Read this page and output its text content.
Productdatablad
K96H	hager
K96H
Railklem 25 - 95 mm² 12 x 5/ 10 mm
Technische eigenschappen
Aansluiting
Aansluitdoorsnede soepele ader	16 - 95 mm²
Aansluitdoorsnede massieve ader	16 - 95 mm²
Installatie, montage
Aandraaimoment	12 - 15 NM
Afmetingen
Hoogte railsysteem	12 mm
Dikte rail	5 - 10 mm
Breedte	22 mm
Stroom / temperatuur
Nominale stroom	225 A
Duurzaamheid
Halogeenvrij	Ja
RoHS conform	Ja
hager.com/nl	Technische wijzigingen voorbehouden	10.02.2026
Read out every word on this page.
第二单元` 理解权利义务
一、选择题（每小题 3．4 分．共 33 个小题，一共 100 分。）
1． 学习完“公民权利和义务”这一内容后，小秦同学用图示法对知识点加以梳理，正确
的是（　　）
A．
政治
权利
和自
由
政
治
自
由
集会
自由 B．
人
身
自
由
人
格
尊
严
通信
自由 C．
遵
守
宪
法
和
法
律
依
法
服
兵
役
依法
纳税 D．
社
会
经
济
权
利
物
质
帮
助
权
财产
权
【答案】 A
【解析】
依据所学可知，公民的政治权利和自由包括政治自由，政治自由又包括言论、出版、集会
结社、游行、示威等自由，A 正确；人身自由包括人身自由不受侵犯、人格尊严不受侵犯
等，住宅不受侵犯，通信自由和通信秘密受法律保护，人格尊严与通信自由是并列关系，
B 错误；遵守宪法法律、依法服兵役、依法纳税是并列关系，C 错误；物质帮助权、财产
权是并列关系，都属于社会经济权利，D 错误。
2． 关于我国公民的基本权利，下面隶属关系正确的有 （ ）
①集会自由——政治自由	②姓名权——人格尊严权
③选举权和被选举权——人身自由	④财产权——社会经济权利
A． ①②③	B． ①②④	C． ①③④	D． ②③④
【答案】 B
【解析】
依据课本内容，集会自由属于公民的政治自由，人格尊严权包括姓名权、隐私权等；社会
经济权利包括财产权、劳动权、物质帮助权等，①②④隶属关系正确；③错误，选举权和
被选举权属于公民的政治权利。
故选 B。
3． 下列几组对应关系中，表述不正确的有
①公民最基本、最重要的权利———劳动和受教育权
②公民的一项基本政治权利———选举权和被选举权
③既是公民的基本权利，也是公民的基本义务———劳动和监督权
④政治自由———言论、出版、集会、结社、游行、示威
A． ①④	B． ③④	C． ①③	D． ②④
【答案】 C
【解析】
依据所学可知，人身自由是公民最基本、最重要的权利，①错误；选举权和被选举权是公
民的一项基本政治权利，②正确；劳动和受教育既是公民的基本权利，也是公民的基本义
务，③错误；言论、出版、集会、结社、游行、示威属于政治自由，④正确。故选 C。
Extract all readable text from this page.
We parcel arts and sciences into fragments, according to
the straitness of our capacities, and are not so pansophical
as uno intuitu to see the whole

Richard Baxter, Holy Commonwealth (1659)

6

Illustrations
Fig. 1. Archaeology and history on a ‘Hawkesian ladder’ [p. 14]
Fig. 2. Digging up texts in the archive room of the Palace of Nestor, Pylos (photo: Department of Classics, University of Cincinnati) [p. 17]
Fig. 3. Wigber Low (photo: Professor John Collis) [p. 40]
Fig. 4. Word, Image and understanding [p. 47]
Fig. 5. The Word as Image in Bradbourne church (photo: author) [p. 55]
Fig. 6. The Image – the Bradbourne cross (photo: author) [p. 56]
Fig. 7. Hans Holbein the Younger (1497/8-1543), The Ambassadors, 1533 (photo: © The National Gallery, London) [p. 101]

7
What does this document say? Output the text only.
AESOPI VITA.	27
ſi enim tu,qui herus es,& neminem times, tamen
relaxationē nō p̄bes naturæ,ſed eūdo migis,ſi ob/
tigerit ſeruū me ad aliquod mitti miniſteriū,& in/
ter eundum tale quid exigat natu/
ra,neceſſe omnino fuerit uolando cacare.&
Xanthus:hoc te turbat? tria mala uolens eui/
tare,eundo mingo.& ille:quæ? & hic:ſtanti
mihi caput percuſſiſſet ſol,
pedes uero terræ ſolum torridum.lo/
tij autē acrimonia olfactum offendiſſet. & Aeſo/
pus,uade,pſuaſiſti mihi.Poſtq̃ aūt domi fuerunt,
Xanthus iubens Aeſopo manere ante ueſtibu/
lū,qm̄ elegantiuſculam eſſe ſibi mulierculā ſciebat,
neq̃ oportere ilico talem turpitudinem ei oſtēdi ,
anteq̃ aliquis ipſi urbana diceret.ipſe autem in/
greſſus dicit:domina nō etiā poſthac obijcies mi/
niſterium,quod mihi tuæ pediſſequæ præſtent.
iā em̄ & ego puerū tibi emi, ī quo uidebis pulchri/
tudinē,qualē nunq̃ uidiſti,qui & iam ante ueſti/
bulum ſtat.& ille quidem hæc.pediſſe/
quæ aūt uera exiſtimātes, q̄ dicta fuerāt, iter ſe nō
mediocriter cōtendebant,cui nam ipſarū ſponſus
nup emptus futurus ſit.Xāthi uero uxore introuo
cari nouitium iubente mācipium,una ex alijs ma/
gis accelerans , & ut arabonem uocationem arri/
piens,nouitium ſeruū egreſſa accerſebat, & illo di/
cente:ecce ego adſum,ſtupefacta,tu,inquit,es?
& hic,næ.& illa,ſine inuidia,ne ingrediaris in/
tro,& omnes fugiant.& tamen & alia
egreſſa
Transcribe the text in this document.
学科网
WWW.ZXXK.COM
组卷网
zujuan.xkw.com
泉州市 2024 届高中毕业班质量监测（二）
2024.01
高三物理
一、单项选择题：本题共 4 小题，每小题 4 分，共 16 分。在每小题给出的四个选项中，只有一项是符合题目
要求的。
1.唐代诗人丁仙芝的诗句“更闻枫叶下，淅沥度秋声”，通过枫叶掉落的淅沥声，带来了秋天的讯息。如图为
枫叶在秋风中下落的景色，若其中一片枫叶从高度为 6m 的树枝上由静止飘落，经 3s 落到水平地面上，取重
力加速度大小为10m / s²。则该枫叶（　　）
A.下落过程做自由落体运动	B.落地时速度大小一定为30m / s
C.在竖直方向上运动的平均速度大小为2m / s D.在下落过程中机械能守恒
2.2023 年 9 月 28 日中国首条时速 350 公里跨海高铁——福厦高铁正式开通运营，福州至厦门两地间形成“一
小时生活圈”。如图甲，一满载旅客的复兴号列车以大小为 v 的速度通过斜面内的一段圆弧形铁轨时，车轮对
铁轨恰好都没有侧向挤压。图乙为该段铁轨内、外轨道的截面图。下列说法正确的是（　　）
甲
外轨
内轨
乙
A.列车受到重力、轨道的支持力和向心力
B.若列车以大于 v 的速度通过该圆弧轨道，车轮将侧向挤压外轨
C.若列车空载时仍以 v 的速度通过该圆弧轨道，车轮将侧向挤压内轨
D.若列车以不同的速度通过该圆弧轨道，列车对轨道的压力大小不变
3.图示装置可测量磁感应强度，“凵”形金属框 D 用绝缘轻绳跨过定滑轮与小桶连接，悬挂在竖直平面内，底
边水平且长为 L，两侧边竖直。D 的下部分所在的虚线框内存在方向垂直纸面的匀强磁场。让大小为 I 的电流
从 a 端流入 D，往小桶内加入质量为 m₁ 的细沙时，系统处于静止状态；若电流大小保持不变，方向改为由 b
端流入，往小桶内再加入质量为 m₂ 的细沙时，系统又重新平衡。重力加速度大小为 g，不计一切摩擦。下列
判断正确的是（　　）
------
Produce an exact copy of all the records.

■ **Solved exercise**
Read this page and output its text content.
Productdatablad
K96H	hager
K96H
Railklem 25 - 95 mm² 12 x 5/ 10 mm
Technische eigenschappen
Aansluiting
Aansluitdoorsnede soepele ader	16 - 95 mm²
Aansluitdoorsnede massieve ader	16 - 95 mm²
Installatie, montage
Aandraaimoment	12 - 15 NM
Afmetingen
Hoogte railsysteem	12 mm
Dikte rail	5 - 10 mm
Breedte	22 mm
Stroom / temperatuur
Nominale stroom	225 A
Duurzaamheid
Halogeenvrij	Ja
RoHS conform	Ja
hager.com/nl	Technische wijzigingen voorbehouden	10.02.2026
Read out every word on this page.
第二单元` 理解权利义务
一、选择题（每小题 3．4 分．共 33 个小题，一共 100 分。）
1． 学习完“公民权利和义务”这一内容后，小秦同学用图示法对知识点加以梳理，正确
的是（　　）
A．
政治
权利
和自
由
政
治
自
由
集会
自由 B．
人
身
自
由
人
格
尊
严
通信
自由 C．
遵
守
宪
法
和
法
律
依
法
服
兵
役
依法
纳税 D．
社
会
经
济
权
利
物
质
帮
助
权
财产
权
【答案】 A
【解析】
依据所学可知，公民的政治权利和自由包括政治自由，政治自由又包括言论、出版、集会
结社、游行、示威等自由，A 正确；人身自由包括人身自由不受侵犯、人格尊严不受侵犯
等，住宅不受侵犯，通信自由和通信秘密受法律保护，人格尊严与通信自由是并列关系，
B 错误；遵守宪法法律、依法服兵役、依法纳税是并列关系，C 错误；物质帮助权、财产
权是并列关系，都属于社会经济权利，D 错误。
2． 关于我国公民的基本权利，下面隶属关系正确的有 （ ）
①集会自由——政治自由	②姓名权——人格尊严权
③选举权和被选举权——人身自由	④财产权——社会经济权利
A． ①②③	B． ①②④	C． ①③④	D． ②③④
【答案】 B
【解析】
依据课本内容，集会自由属于公民的政治自由，人格尊严权包括姓名权、隐私权等；社会
经济权利包括财产权、劳动权、物质帮助权等，①②④隶属关系正确；③错误，选举权和
被选举权属于公民的政治权利。
故选 B。
3． 下列几组对应关系中，表述不正确的有
①公民最基本、最重要的权利———劳动和受教育权
②公民的一项基本政治权利———选举权和被选举权
③既是公民的基本权利，也是公民的基本义务———劳动和监督权
④政治自由———言论、出版、集会、结社、游行、示威
A． ①④	B． ③④	C． ①③	D． ②④
【答案】 C
【解析】
依据所学可知，人身自由是公民最基本、最重要的权利，①错误；选举权和被选举权是公
民的一项基本政治权利，②正确；劳动和受教育既是公民的基本权利，也是公民的基本义
务，③错误；言论、出版、集会、结社、游行、示威属于政治自由，④正确。故选 C。
Extract all readable text from this page.
We parcel arts and sciences into fragments, according to
the straitness of our capacities, and are not so pansophical
as uno intuitu to see the whole

Richard Baxter, Holy Commonwealth (1659)

6

Illustrations
Fig. 1. Archaeology and history on a ‘Hawkesian ladder’ [p. 14]
Fig. 2. Digging up texts in the archive room of the Palace of Nestor, Pylos (photo: Department of Classics, University of Cincinnati) [p. 17]
Fig. 3. Wigber Low (photo: Professor John Collis) [p. 40]
Fig. 4. Word, Image and understanding [p. 47]
Fig. 5. The Word as Image in Bradbourne church (photo: author) [p. 55]
Fig. 6. The Image – the Bradbourne cross (photo: author) [p. 56]
Fig. 7. Hans Holbein the Younger (1497/8-1543), The Ambassadors, 1533 (photo: © The National Gallery, London) [p. 101]

7
What does this document say? Output the text only.
AESOPI VITA.	27
ſi enim tu,qui herus es,& neminem times, tamen
relaxationē nō p̄bes naturæ,ſed eūdo migis,ſi ob/
tigerit ſeruū me ad aliquod mitti miniſteriū,& in/
ter eundum tale quid exigat natu/
ra,neceſſe omnino fuerit uolando cacare.&
Xanthus:hoc te turbat? tria mala uolens eui/
tare,eundo mingo.& ille:quæ? & hic:ſtanti
mihi caput percuſſiſſet ſol,
pedes uero terræ ſolum torridum.lo/
tij autē acrimonia olfactum offendiſſet. & Aeſo/
pus,uade,pſuaſiſti mihi.Poſtq̃ aūt domi fuerunt,
Xanthus iubens Aeſopo manere ante ueſtibu/
lū,qm̄ elegantiuſculam eſſe ſibi mulierculā ſciebat,
neq̃ oportere ilico talem turpitudinem ei oſtēdi ,
anteq̃ aliquis ipſi urbana diceret.ipſe autem in/
greſſus dicit:domina nō etiā poſthac obijcies mi/
niſterium,quod mihi tuæ pediſſequæ præſtent.
iā em̄ & ego puerū tibi emi, ī quo uidebis pulchri/
tudinē,qualē nunq̃ uidiſti,qui & iam ante ueſti/
bulum ſtat.& ille quidem hæc.pediſſe/
quæ aūt uera exiſtimātes, q̄ dicta fuerāt, iter ſe nō
mediocriter cōtendebant,cui nam ipſarū ſponſus
nup emptus futurus ſit.Xāthi uero uxore introuo
cari nouitium iubente mācipium,una ex alijs ma/
gis accelerans , & ut arabonem uocationem arri/
piens,nouitium ſeruū egreſſa accerſebat, & illo di/
cente:ecce ego adſum,ſtupefacta,tu,inquit,es?
& hic,næ.& illa,ſine inuidia,ne ingrediaris in/
tro,& omnes fugiant.& tamen & alia
egreſſa
Transcribe the text in this document.
学科网
WWW.ZXXK.COM
组卷网
zujuan.xkw.com
泉州市 2024 届高中毕业班质量监测（二）
2024.01
高三物理
一、单项选择题：本题共 4 小题，每小题 4 分，共 16 分。在每小题给出的四个选项中，只有一项是符合题目
要求的。
1.唐代诗人丁仙芝的诗句“更闻枫叶下，淅沥度秋声”，通过枫叶掉落的淅沥声，带来了秋天的讯息。如图为
枫叶在秋风中下落的景色，若其中一片枫叶从高度为 6m 的树枝上由静止飘落，经 3s 落到水平地面上，取重
力加速度大小为10m / s²。则该枫叶（　　）
A.下落过程做自由落体运动	B.落地时速度大小一定为30m / s
C.在竖直方向上运动的平均速度大小为2m / s D.在下落过程中机械能守恒
2.2023 年 9 月 28 日中国首条时速 350 公里跨海高铁——福厦高铁正式开通运营，福州至厦门两地间形成“一
小时生活圈”。如图甲，一满载旅客的复兴号列车以大小为 v 的速度通过斜面内的一段圆弧形铁轨时，车轮对
铁轨恰好都没有侧向挤压。图乙为该段铁轨内、外轨道的截面图。下列说法正确的是（　　）
甲
外轨
内轨
乙
A.列车受到重力、轨道的支持力和向心力
B.若列车以大于 v 的速度通过该圆弧轨道，车轮将侧向挤压外轨
C.若列车空载时仍以 v 的速度通过该圆弧轨道，车轮将侧向挤压内轨
D.若列车以不同的速度通过该圆弧轨道，列车对轨道的压力大小不变
3.图示装置可测量磁感应强度，“凵”形金属框 D 用绝缘轻绳跨过定滑轮与小桶连接，悬挂在竖直平面内，底
边水平且长为 L，两侧边竖直。D 的下部分所在的虚线框内存在方向垂直纸面的匀强磁场。让大小为 I 的电流
从 a 端流入 D，往小桶内加入质量为 m₁ 的细沙时，系统处于静止状态；若电流大小保持不变，方向改为由 b
端流入，往小桶内再加入质量为 m₂ 的细沙时，系统又重新平衡。重力加速度大小为 g，不计一切摩擦。下列
判断正确的是（　　）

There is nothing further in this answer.